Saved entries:
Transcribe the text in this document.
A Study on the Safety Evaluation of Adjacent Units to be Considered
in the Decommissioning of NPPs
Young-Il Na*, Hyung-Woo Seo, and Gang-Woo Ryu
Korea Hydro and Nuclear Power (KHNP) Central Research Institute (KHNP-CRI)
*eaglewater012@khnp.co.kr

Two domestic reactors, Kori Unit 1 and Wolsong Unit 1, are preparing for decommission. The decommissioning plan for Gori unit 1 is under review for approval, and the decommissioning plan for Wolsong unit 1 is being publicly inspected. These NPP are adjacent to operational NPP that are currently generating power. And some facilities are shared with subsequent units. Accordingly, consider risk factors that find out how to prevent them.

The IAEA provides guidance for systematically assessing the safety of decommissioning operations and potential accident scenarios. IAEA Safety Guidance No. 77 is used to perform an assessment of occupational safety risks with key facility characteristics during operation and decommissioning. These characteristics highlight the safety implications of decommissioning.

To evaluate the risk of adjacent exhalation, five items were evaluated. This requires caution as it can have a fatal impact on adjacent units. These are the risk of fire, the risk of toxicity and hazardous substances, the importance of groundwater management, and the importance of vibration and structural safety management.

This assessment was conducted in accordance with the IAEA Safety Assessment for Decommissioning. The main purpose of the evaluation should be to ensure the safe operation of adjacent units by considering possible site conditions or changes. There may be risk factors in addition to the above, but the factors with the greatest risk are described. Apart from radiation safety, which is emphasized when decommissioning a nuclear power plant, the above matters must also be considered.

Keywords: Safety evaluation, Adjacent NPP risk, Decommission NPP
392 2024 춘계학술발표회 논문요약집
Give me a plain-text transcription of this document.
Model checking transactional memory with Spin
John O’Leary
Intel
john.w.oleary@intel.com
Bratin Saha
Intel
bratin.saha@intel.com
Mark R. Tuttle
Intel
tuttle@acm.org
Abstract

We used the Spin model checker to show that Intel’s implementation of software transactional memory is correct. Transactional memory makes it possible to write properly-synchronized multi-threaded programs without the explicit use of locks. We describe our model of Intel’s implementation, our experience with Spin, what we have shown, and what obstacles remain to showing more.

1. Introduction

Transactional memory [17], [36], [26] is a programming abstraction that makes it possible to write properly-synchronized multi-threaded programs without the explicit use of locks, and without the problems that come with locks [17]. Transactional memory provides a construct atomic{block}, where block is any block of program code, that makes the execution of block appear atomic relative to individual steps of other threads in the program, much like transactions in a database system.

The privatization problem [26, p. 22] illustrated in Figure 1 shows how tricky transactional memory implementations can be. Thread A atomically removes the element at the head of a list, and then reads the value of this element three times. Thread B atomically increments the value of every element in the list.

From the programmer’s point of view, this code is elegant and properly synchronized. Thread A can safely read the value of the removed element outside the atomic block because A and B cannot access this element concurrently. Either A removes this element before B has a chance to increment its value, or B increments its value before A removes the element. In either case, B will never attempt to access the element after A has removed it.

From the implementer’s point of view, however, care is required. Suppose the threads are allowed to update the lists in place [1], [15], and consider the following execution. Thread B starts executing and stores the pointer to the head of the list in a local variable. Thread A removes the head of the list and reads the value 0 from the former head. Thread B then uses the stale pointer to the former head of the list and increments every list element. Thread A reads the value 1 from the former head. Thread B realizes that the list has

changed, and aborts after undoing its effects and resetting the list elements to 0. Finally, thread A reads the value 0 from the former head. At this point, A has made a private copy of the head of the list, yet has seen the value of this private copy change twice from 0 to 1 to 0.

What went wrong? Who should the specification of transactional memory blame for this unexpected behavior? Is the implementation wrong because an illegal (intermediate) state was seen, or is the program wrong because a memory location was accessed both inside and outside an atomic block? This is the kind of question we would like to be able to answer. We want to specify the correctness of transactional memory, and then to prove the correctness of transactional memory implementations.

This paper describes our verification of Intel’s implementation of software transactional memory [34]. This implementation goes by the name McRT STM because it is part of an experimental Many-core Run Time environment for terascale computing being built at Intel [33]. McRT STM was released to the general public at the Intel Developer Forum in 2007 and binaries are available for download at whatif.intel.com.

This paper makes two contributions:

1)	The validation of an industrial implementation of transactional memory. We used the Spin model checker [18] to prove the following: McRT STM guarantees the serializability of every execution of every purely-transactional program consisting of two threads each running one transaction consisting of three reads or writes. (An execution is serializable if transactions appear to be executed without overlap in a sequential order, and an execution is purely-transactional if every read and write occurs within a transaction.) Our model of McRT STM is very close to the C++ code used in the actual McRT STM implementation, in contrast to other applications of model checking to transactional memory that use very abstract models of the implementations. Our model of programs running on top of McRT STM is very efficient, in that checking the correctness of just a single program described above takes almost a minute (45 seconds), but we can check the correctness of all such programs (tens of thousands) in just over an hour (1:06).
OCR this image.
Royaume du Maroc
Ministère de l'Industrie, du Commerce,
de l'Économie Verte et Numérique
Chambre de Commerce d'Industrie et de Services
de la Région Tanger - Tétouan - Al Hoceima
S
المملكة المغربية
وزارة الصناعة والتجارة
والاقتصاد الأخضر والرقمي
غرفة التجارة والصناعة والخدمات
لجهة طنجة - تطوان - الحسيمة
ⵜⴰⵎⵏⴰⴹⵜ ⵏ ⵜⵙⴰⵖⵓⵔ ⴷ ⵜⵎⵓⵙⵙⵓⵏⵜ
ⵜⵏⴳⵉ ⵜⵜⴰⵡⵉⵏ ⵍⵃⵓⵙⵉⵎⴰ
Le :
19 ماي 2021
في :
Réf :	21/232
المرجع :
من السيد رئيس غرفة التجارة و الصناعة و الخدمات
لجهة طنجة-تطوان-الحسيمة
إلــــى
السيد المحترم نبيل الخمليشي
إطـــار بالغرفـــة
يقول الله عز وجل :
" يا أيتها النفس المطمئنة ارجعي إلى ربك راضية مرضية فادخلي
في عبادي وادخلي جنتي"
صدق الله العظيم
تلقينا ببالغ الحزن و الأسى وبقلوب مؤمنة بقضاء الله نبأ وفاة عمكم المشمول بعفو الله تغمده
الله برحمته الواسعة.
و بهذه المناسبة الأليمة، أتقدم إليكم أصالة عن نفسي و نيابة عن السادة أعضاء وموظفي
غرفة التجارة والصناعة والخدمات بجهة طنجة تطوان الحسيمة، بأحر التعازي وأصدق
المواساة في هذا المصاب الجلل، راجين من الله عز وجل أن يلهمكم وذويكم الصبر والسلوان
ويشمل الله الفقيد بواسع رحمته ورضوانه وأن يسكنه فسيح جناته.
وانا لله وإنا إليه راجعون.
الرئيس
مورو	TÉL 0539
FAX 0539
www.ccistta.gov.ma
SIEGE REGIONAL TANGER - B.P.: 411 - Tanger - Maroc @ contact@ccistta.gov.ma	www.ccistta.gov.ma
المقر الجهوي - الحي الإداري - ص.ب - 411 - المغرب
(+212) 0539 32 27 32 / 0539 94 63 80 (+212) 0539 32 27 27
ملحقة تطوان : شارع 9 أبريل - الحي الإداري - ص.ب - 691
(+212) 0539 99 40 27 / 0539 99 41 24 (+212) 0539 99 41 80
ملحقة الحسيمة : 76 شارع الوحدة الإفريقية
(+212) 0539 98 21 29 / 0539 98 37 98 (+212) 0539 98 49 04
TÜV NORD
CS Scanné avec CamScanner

## Prompt:
Output the records exactly, including every line.

## Solution:
Transcribe the text in this document.
A Study on the Safety Evaluation of Adjacent Units to be Considered
in the Decommissioning of NPPs
Young-Il Na*, Hyung-Woo Seo, and Gang-Woo Ryu
Korea Hydro and Nuclear Power (KHNP) Central Research Institute (KHNP-CRI)
*eaglewater012@khnp.co.kr

Two domestic reactors, Kori Unit 1 and Wolsong Unit 1, are preparing for decommission. The decommissioning plan for Gori unit 1 is under review for approval, and the decommissioning plan for Wolsong unit 1 is being publicly inspected. These NPP are adjacent to operational NPP that are currently generating power. And some facilities are shared with subsequent units. Accordingly, consider risk factors that find out how to prevent them.

The IAEA provides guidance for systematically assessing the safety of decommissioning operations and potential accident scenarios. IAEA Safety Guidance No. 77 is used to perform an assessment of occupational safety risks with key facility characteristics during operation and decommissioning. These characteristics highlight the safety implications of decommissioning.

To evaluate the risk of adjacent exhalation, five items were evaluated. This requires caution as it can have a fatal impact on adjacent units. These are the risk of fire, the risk of toxicity and hazardous substances, the importance of groundwater management, and the importance of vibration and structural safety management.

This assessment was conducted in accordance with the IAEA Safety Assessment for Decommissioning. The main purpose of the evaluation should be to ensure the safe operation of adjacent units by considering possible site conditions or changes. There may be risk factors in addition to the above, but the factors with the greatest risk are described. Apart from radiation safety, which is emphasized when decommissioning a nuclear power plant, the above matters must also be considered.

Keywords: Safety evaluation, Adjacent NPP risk, Decommission NPP
392 2024 춘계학술발표회 논문요약집
Give me a plain-text transcription of this document.
Model checking transactional memory with Spin
John O’Leary
Intel
john.w.oleary@intel.com
Bratin Saha
Intel
bratin.saha@intel.com
Mark R. Tuttle
Intel
tuttle@acm.org
Abstract

We used the Spin model checker to show that Intel’s implementation of software transactional memory is correct. Transactional memory makes it possible to write properly-synchronized multi-threaded programs without the explicit use of locks. We describe our model of Intel’s implementation, our experience with Spin, what we have shown, and what obstacles remain to showing more.

1. Introduction

Transactional memory [17], [36], [26] is a programming abstraction that makes it possible to write properly-synchronized multi-threaded programs without the explicit use of locks, and without the problems that come with locks [17]. Transactional memory provides a construct atomic{block}, where block is any block of program code, that makes the execution of block appear atomic relative to individual steps of other threads in the program, much like transactions in a database system.

The privatization problem [26, p. 22] illustrated in Figure 1 shows how tricky transactional memory implementations can be. Thread A atomically removes the element at the head of a list, and then reads the value of this element three times. Thread B atomically increments the value of every element in the list.

From the programmer’s point of view, this code is elegant and properly synchronized. Thread A can safely read the value of the removed element outside the atomic block because A and B cannot access this element concurrently. Either A removes this element before B has a chance to increment its value, or B increments its value before A removes the element. In either case, B will never attempt to access the element after A has removed it.

From the implementer’s point of view, however, care is required. Suppose the threads are allowed to update the lists in place [1], [15], and consider the following execution. Thread B starts executing and stores the pointer to the head of the list in a local variable. Thread A removes the head of the list and reads the value 0 from the former head. Thread B then uses the stale pointer to the former head of the list and increments every list element. Thread A reads the value 1 from the former head. Thread B realizes that the list has

changed, and aborts after undoing its effects and resetting the list elements to 0. Finally, thread A reads the value 0 from the former head. At this point, A has made a private copy of the head of the list, yet has seen the value of this private copy change twice from 0 to 1 to 0.

What went wrong? Who should the specification of transactional memory blame for this unexpected behavior? Is the implementation wrong because an illegal (intermediate) state was seen, or is the program wrong because a memory location was accessed both inside and outside an atomic block? This is the kind of question we would like to be able to answer. We want to specify the correctness of transactional memory, and then to prove the correctness of transactional memory implementations.

This paper describes our verification of Intel’s implementation of software transactional memory [34]. This implementation goes by the name McRT STM because it is part of an experimental Many-core Run Time environment for terascale computing being built at Intel [33]. McRT STM was released to the general public at the Intel Developer Forum in 2007 and binaries are available for download at whatif.intel.com.

This paper makes two contributions:

1)	The validation of an industrial implementation of transactional memory. We used the Spin model checker [18] to prove the following: McRT STM guarantees the serializability of every execution of every purely-transactional program consisting of two threads each running one transaction consisting of three reads or writes. (An execution is serializable if transactions appear to be executed without overlap in a sequential order, and an execution is purely-transactional if every read and write occurs within a transaction.) Our model of McRT STM is very close to the C++ code used in the actual McRT STM implementation, in contrast to other applications of model checking to transactional memory that use very abstract models of the implementations. Our model of programs running on top of McRT STM is very efficient, in that checking the correctness of just a single program described above takes almost a minute (45 seconds), but we can check the correctness of all such programs (tens of thousands) in just over an hour (1:06).
OCR this image.
Royaume du Maroc
Ministère de l'Industrie, du Commerce,
de l'Économie Verte et Numérique
Chambre de Commerce d'Industrie et de Services
de la Région Tanger - Tétouan - Al Hoceima
S
المملكة المغربية
وزارة الصناعة والتجارة
والاقتصاد الأخضر والرقمي
غرفة التجارة والصناعة والخدمات
لجهة طنجة - تطوان - الحسيمة
ⵜⴰⵎⵏⴰⴹⵜ ⵏ ⵜⵙⴰⵖⵓⵔ ⴷ ⵜⵎⵓⵙⵙⵓⵏⵜ
ⵜⵏⴳⵉ ⵜⵜⴰⵡⵉⵏ ⵍⵃⵓⵙⵉⵎⴰ
Le :
19 ماي 2021
في :
Réf :	21/232
المرجع :
من السيد رئيس غرفة التجارة و الصناعة و الخدمات
لجهة طنجة-تطوان-الحسيمة
إلــــى
السيد المحترم نبيل الخمليشي
إطـــار بالغرفـــة
يقول الله عز وجل :
" يا أيتها النفس المطمئنة ارجعي إلى ربك راضية مرضية فادخلي
في عبادي وادخلي جنتي"
صدق الله العظيم
تلقينا ببالغ الحزن و الأسى وبقلوب مؤمنة بقضاء الله نبأ وفاة عمكم المشمول بعفو الله تغمده
الله برحمته الواسعة.
و بهذه المناسبة الأليمة، أتقدم إليكم أصالة عن نفسي و نيابة عن السادة أعضاء وموظفي
غرفة التجارة والصناعة والخدمات بجهة طنجة تطوان الحسيمة، بأحر التعازي وأصدق
المواساة في هذا المصاب الجلل، راجين من الله عز وجل أن يلهمكم وذويكم الصبر والسلوان
ويشمل الله الفقيد بواسع رحمته ورضوانه وأن يسكنه فسيح جناته.
وانا لله وإنا إليه راجعون.
الرئيس
مورو	TÉL 0539
FAX 0539
www.ccistta.gov.ma
SIEGE REGIONAL TANGER - B.P.: 411 - Tanger - Maroc @ contact@ccistta.gov.ma	www.ccistta.gov.ma
المقر الجهوي - الحي الإداري - ص.ب - 411 - المغرب
(+212) 0539 32 27 32 / 0539 94 63 80 (+212) 0539 32 27 27
ملحقة تطوان : شارع 9 أبريل - الحي الإداري - ص.ب - 691
(+212) 0539 99 40 27 / 0539 99 41 24 (+212) 0539 99 41 80
ملحقة الحسيمة : 76 شارع الوحدة الإفريقية
(+212) 0539 98 21 29 / 0539 98 37 98 (+212) 0539 98 49 04
TÜV NORD
CS Scanné avec CamScanner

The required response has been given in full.